Locate the lines of the listing below that hold "structured", then copy each of them.
** start INPUT DATA **
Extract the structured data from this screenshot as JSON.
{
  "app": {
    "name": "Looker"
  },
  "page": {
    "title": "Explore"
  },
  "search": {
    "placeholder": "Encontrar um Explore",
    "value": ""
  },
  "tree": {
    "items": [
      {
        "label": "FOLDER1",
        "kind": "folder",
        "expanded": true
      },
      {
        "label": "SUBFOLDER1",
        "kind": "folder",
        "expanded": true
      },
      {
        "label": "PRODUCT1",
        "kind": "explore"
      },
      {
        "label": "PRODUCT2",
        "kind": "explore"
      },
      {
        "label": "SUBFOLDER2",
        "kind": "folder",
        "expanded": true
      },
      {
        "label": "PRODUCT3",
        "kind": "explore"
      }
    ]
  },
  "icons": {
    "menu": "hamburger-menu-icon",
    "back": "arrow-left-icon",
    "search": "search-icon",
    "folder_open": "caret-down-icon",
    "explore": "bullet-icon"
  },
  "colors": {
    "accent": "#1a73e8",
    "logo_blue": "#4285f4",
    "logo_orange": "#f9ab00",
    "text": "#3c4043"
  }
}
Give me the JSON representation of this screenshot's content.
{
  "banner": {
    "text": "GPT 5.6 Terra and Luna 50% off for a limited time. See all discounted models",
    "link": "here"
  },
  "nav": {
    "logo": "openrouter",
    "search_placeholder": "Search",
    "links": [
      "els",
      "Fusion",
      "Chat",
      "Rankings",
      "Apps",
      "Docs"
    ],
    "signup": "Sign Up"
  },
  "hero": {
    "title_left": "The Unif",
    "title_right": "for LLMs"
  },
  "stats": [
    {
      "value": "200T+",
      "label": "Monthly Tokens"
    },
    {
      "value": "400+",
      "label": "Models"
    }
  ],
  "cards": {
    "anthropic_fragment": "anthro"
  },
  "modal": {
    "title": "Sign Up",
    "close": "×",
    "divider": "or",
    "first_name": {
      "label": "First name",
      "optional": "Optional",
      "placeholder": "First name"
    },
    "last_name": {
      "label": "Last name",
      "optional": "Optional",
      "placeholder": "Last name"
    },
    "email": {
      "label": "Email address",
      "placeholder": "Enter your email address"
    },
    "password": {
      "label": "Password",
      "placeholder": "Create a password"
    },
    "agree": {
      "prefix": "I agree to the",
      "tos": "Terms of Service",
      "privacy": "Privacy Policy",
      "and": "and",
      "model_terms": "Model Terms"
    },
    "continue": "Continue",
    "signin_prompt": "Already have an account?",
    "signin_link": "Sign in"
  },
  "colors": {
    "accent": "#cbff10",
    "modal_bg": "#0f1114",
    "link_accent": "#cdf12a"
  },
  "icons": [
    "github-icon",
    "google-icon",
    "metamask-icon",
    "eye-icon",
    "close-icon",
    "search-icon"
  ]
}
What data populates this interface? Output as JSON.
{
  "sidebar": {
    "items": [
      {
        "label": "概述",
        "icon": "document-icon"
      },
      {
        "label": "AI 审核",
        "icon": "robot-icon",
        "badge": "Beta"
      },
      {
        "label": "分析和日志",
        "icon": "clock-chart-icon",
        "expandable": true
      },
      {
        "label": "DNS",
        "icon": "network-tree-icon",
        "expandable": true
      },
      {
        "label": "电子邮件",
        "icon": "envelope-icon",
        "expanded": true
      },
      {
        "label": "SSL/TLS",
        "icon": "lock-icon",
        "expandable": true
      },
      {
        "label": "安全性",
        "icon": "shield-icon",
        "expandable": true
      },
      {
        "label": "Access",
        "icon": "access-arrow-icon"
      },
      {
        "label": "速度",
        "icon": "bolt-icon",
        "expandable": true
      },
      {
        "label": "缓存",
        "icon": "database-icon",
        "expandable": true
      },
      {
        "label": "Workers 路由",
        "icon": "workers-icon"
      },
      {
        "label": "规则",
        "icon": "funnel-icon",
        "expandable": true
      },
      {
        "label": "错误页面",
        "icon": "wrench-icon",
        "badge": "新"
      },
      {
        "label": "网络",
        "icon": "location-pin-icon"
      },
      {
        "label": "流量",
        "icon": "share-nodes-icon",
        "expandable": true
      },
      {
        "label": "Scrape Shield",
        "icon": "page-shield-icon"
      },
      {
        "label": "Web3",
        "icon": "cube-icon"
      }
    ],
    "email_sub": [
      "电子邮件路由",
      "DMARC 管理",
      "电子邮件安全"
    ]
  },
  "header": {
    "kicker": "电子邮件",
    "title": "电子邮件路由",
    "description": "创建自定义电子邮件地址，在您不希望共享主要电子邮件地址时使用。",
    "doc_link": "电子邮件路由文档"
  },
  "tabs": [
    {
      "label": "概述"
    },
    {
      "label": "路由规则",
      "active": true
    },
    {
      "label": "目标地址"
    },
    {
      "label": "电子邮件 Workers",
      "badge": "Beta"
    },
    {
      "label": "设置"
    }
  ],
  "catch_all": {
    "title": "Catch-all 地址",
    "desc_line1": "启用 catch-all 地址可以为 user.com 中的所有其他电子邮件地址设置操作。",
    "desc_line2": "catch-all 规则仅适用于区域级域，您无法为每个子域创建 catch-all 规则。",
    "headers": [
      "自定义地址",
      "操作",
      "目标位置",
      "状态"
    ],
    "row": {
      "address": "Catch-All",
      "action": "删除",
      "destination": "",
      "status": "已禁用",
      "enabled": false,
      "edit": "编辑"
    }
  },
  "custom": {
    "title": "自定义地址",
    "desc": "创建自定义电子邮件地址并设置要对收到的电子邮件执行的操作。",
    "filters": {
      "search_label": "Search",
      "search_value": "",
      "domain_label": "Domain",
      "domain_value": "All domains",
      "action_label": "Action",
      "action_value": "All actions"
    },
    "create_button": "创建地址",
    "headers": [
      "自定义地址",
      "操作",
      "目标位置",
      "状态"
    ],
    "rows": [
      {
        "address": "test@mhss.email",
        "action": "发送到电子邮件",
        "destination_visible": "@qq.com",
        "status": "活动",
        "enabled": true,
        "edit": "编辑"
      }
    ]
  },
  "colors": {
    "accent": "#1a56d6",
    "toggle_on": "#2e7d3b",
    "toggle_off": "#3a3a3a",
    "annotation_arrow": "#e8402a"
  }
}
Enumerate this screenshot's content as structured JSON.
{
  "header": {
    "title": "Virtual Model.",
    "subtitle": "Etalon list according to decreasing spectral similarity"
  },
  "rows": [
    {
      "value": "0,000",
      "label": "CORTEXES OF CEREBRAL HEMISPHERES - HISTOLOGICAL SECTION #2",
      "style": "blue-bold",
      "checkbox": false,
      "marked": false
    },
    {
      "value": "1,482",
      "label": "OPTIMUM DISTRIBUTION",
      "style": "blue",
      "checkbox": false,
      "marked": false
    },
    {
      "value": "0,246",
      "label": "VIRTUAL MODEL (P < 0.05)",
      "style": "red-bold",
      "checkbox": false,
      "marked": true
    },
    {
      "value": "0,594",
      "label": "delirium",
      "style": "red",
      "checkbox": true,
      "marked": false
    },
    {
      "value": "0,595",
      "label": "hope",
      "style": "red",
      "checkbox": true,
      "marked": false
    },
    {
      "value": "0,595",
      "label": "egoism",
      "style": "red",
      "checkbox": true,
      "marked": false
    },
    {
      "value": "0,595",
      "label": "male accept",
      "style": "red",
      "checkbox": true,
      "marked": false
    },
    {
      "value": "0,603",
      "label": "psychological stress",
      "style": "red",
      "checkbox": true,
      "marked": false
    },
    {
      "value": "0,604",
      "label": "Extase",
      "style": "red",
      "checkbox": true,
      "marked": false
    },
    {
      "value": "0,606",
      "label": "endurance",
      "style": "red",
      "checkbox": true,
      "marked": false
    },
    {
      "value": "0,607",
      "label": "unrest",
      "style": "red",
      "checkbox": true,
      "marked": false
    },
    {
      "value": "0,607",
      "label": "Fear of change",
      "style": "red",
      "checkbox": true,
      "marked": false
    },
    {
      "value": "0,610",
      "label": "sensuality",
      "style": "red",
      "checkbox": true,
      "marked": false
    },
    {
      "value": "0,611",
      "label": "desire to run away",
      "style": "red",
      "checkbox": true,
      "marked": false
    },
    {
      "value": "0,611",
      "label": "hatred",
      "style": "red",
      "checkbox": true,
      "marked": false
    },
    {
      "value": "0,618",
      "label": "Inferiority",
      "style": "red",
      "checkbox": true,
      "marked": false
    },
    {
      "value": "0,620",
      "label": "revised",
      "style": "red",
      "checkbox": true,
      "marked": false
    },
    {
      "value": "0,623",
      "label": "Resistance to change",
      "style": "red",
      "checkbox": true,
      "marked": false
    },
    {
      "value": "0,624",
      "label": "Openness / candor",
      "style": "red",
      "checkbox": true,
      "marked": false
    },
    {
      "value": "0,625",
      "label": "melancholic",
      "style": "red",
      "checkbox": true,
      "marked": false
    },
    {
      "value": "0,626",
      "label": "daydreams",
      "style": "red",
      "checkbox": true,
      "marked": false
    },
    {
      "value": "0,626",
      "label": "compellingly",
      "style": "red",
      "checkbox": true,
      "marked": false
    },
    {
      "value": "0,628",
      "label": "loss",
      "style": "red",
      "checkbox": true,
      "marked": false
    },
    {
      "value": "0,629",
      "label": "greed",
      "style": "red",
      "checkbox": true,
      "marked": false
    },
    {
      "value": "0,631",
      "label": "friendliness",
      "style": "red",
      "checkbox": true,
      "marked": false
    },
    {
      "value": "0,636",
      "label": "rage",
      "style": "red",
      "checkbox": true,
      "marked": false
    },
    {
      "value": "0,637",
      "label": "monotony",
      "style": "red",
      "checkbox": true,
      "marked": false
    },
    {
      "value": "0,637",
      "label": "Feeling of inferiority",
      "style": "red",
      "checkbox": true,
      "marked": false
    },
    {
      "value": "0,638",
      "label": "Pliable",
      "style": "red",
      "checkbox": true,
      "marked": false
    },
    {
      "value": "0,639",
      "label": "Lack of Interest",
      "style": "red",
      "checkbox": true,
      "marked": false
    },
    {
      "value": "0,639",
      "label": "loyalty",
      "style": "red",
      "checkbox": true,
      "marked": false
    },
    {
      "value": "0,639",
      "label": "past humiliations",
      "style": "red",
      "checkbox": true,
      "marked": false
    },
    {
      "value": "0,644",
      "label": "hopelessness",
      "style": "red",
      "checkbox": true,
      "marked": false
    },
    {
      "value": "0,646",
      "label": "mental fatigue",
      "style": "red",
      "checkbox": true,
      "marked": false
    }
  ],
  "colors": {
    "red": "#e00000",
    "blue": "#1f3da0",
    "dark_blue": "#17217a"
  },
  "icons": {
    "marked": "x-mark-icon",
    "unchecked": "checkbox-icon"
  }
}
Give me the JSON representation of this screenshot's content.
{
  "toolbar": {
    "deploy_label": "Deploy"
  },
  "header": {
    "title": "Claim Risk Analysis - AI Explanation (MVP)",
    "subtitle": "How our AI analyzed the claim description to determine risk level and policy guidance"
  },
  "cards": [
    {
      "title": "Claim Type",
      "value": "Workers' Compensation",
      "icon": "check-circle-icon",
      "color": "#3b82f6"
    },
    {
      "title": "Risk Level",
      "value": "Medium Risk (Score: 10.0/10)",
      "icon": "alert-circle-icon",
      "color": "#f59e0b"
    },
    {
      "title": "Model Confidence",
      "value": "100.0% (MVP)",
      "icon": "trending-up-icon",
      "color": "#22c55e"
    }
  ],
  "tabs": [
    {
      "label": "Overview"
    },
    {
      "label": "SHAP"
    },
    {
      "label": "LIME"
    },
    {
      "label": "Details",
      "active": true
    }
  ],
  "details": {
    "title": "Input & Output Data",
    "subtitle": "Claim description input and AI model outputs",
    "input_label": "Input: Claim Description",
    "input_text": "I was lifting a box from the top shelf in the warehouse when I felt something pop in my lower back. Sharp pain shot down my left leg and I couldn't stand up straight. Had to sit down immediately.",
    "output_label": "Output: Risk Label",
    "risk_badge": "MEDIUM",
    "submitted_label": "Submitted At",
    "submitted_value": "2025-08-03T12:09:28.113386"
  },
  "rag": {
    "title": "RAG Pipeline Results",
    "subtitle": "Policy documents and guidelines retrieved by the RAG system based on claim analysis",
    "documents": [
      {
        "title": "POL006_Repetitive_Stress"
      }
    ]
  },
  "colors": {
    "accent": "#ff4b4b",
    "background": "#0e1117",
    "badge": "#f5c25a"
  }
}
** end INPUT DATA **
§ OUTPUT FOR THIS EXERCISE
Extract the structured data from this screenshot as JSON.
Enumerate this screenshot's content as structured JSON.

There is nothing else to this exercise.